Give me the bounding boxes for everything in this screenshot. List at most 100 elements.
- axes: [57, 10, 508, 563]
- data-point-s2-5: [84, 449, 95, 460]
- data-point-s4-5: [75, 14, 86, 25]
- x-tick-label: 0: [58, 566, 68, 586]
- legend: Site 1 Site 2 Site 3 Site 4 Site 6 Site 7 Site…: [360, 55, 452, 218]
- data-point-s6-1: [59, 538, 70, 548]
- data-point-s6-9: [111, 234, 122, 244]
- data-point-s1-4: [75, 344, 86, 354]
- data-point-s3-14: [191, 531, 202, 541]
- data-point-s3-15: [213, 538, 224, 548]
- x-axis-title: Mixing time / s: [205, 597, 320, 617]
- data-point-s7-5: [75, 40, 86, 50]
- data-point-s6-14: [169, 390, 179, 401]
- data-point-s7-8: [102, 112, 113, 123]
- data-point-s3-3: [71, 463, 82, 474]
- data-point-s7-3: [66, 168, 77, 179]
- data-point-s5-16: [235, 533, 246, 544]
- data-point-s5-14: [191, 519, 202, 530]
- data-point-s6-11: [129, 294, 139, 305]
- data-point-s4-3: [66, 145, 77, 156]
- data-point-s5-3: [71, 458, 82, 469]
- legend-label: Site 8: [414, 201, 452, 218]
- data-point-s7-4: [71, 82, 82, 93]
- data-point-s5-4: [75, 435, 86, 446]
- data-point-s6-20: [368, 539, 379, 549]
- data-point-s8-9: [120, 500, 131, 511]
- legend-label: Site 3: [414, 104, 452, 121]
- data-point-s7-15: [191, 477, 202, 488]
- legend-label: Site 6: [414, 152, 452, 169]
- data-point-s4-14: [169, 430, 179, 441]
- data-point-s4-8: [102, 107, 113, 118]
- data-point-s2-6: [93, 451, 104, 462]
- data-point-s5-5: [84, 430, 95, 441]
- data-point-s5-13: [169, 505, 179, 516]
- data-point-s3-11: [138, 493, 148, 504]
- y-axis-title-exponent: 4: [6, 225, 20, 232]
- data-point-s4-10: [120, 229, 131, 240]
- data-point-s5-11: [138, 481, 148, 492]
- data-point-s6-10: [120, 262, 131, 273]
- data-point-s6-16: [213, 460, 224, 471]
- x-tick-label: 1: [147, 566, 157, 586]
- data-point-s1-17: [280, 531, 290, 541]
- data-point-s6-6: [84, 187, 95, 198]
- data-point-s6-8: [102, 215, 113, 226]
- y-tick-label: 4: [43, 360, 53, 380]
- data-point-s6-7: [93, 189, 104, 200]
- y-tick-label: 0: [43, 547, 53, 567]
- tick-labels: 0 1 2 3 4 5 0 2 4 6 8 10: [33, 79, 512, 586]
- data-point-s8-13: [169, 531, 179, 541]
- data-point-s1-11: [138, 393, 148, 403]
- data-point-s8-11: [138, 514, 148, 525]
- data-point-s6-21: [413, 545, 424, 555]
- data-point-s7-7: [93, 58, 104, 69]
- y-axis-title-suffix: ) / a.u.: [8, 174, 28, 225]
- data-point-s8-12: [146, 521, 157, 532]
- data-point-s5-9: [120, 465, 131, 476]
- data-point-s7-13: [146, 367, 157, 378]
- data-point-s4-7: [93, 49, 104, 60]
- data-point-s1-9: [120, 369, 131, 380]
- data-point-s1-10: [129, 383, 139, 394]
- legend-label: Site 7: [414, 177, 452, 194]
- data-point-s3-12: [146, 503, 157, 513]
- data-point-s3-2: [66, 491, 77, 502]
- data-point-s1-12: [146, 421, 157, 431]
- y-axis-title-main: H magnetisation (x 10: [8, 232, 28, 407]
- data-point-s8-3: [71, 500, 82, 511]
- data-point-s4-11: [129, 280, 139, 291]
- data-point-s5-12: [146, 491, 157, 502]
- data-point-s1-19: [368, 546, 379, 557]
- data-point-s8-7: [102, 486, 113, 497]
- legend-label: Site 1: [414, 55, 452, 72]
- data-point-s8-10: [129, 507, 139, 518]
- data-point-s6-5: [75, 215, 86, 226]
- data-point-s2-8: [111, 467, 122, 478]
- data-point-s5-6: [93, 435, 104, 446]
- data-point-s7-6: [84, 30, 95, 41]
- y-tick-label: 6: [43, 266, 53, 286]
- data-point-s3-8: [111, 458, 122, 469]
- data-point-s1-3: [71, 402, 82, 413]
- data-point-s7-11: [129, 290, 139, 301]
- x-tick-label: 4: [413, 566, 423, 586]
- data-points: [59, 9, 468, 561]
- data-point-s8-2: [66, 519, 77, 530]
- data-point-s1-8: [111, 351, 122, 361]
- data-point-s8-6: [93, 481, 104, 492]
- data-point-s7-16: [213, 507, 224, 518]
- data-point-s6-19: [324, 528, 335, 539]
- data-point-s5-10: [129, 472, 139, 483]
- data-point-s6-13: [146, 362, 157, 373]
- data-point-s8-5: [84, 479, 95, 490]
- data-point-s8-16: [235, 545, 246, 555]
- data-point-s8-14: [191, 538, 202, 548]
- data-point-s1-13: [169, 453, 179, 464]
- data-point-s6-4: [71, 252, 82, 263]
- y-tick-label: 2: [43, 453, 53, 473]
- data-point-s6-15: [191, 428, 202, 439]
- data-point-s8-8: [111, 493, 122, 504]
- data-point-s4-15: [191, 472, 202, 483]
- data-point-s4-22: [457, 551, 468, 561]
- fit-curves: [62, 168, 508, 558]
.....
**Your objective**. Please replace "Mixing time" with "Stirring time" in the lines above and give them again with everything else unchanged.

**Answer for this exercise**.
Give me the bounding boxes for everything in this screenshot. List at most 100 elements.
- axes: [57, 10, 508, 563]
- data-point-s2-5: [84, 449, 95, 460]
- data-point-s4-5: [75, 14, 86, 25]
- x-tick-label: 0: [58, 566, 68, 586]
- legend: Site 1 Site 2 Site 3 Site 4 Site 6 Site 7 Site…: [360, 55, 452, 218]
- data-point-s6-1: [59, 538, 70, 548]
- data-point-s6-9: [111, 234, 122, 244]
- data-point-s1-4: [75, 344, 86, 354]
- data-point-s3-14: [191, 531, 202, 541]
- data-point-s3-15: [213, 538, 224, 548]
- x-axis-title: Stirring time / s: [205, 597, 320, 617]
- data-point-s7-5: [75, 40, 86, 50]
- data-point-s6-14: [169, 390, 179, 401]
- data-point-s7-8: [102, 112, 113, 123]
- data-point-s3-3: [71, 463, 82, 474]
- data-point-s7-3: [66, 168, 77, 179]
- data-point-s5-16: [235, 533, 246, 544]
- data-point-s5-14: [191, 519, 202, 530]
- data-point-s6-11: [129, 294, 139, 305]
- data-point-s4-3: [66, 145, 77, 156]
- data-point-s5-3: [71, 458, 82, 469]
- legend-label: Site 8: [414, 201, 452, 218]
- data-point-s7-4: [71, 82, 82, 93]
- data-point-s5-4: [75, 435, 86, 446]
- data-point-s6-20: [368, 539, 379, 549]
- data-point-s8-9: [120, 500, 131, 511]
- legend-label: Site 3: [414, 104, 452, 121]
- data-point-s7-15: [191, 477, 202, 488]
- legend-label: Site 6: [414, 152, 452, 169]
- data-point-s4-14: [169, 430, 179, 441]
- data-point-s4-8: [102, 107, 113, 118]
- data-point-s2-6: [93, 451, 104, 462]
- data-point-s5-5: [84, 430, 95, 441]
- data-point-s5-13: [169, 505, 179, 516]
- data-point-s3-11: [138, 493, 148, 504]
- y-axis-title-exponent: 4: [6, 225, 20, 232]
- data-point-s4-10: [120, 229, 131, 240]
- data-point-s5-11: [138, 481, 148, 492]
- data-point-s6-10: [120, 262, 131, 273]
- data-point-s6-16: [213, 460, 224, 471]
- x-tick-label: 1: [147, 566, 157, 586]
- data-point-s1-17: [280, 531, 290, 541]
- data-point-s6-6: [84, 187, 95, 198]
- data-point-s6-8: [102, 215, 113, 226]
- y-tick-label: 4: [43, 360, 53, 380]
- data-point-s6-7: [93, 189, 104, 200]
- y-tick-label: 0: [43, 547, 53, 567]
- tick-labels: 0 1 2 3 4 5 0 2 4 6 8 10: [33, 79, 512, 586]
- data-point-s8-13: [169, 531, 179, 541]
- data-point-s1-11: [138, 393, 148, 403]
- data-point-s8-11: [138, 514, 148, 525]
- data-point-s6-21: [413, 545, 424, 555]
- data-point-s7-7: [93, 58, 104, 69]
- y-axis-title-suffix: ) / a.u.: [8, 174, 28, 225]
- data-point-s8-12: [146, 521, 157, 532]
- data-point-s5-9: [120, 465, 131, 476]
- data-point-s7-13: [146, 367, 157, 378]
- data-point-s4-7: [93, 49, 104, 60]
- data-point-s1-9: [120, 369, 131, 380]
- data-point-s1-10: [129, 383, 139, 394]
- legend-label: Site 7: [414, 177, 452, 194]
- data-point-s3-12: [146, 503, 157, 513]
- data-point-s3-2: [66, 491, 77, 502]
- data-point-s1-12: [146, 421, 157, 431]
- y-axis-title-main: H magnetisation (x 10: [8, 232, 28, 407]
- data-point-s8-3: [71, 500, 82, 511]
- data-point-s4-11: [129, 280, 139, 291]
- data-point-s5-12: [146, 491, 157, 502]
- data-point-s1-19: [368, 546, 379, 557]
- data-point-s8-7: [102, 486, 113, 497]
- legend-label: Site 1: [414, 55, 452, 72]
- data-point-s8-10: [129, 507, 139, 518]
- data-point-s6-5: [75, 215, 86, 226]
- data-point-s2-8: [111, 467, 122, 478]
- data-point-s5-6: [93, 435, 104, 446]
- data-point-s7-6: [84, 30, 95, 41]
- y-tick-label: 6: [43, 266, 53, 286]
- data-point-s3-8: [111, 458, 122, 469]
- data-point-s1-3: [71, 402, 82, 413]
- data-point-s7-11: [129, 290, 139, 301]
- x-tick-label: 4: [413, 566, 423, 586]
- data-points: [59, 9, 468, 561]
- data-point-s8-2: [66, 519, 77, 530]
- data-point-s1-8: [111, 351, 122, 361]
- data-point-s8-6: [93, 481, 104, 492]
- data-point-s7-16: [213, 507, 224, 518]
- data-point-s6-19: [324, 528, 335, 539]
- data-point-s5-10: [129, 472, 139, 483]
- data-point-s6-13: [146, 362, 157, 373]
- data-point-s8-5: [84, 479, 95, 490]
- data-point-s8-16: [235, 545, 246, 555]
- data-point-s8-14: [191, 538, 202, 548]
- data-point-s1-13: [169, 453, 179, 464]
- data-point-s6-4: [71, 252, 82, 263]
- y-tick-label: 2: [43, 453, 53, 473]
- data-point-s6-15: [191, 428, 202, 439]
- data-point-s8-8: [111, 493, 122, 504]
- data-point-s4-15: [191, 472, 202, 483]
- data-point-s4-22: [457, 551, 468, 561]
- fit-curves: [62, 168, 508, 558]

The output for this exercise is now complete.